Start EXCERPTED DATA
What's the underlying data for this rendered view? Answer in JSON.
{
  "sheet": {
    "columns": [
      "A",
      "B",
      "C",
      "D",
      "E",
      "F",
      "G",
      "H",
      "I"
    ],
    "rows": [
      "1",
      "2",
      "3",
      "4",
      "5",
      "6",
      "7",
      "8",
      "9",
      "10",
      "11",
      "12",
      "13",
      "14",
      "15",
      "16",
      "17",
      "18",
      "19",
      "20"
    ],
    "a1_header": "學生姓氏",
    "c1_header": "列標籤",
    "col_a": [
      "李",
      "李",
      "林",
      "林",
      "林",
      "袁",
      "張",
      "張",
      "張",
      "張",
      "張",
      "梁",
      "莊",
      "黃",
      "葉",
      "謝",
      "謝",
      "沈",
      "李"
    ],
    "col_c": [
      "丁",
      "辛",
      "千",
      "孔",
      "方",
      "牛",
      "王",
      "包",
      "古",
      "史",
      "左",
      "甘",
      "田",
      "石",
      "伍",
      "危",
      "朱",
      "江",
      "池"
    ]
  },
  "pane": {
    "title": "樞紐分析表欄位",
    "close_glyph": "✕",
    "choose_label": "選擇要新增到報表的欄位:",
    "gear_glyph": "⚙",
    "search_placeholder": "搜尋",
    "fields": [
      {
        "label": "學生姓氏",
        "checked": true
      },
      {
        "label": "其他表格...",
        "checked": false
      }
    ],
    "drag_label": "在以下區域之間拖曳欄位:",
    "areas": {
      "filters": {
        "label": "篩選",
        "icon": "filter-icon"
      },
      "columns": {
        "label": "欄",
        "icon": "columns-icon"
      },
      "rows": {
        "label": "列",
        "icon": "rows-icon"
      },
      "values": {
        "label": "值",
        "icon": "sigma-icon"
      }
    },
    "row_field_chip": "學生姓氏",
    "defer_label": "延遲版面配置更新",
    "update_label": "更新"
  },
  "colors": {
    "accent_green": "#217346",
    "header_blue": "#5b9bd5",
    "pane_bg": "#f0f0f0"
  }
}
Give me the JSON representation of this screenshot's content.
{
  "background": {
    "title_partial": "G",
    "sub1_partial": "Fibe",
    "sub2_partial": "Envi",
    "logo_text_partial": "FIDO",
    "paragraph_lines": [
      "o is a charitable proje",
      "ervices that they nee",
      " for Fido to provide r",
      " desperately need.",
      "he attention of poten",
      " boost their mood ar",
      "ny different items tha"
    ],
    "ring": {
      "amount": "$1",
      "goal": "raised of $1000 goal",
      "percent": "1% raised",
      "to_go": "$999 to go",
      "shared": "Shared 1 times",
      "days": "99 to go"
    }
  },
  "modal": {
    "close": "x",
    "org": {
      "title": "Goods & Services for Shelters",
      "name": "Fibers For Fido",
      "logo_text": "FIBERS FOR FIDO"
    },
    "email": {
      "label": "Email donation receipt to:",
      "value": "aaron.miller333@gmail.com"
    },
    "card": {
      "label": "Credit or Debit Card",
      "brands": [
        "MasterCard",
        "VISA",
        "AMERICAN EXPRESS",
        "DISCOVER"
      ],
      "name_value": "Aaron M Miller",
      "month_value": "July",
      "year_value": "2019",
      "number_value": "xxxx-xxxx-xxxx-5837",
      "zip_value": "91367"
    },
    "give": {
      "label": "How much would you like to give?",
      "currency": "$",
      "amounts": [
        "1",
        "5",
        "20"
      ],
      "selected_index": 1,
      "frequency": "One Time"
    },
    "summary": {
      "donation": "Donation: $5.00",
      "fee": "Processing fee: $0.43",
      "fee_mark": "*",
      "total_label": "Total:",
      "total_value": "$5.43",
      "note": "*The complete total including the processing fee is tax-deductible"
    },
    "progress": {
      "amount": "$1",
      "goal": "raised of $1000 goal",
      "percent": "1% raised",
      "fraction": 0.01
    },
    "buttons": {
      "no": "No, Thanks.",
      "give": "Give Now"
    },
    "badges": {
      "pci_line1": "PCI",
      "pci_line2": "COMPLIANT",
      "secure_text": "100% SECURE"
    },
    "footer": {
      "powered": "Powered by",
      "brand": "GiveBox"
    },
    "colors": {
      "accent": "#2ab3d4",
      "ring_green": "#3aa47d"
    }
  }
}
End EXCERPTED DATA
WORK INSTRUCTIONS: From the listing, copy every line where the string "JSON" appears.

FULL SOLUTION:
What's the underlying data for this rendered view? Answer in JSON.
Give me the JSON representation of this screenshot's content.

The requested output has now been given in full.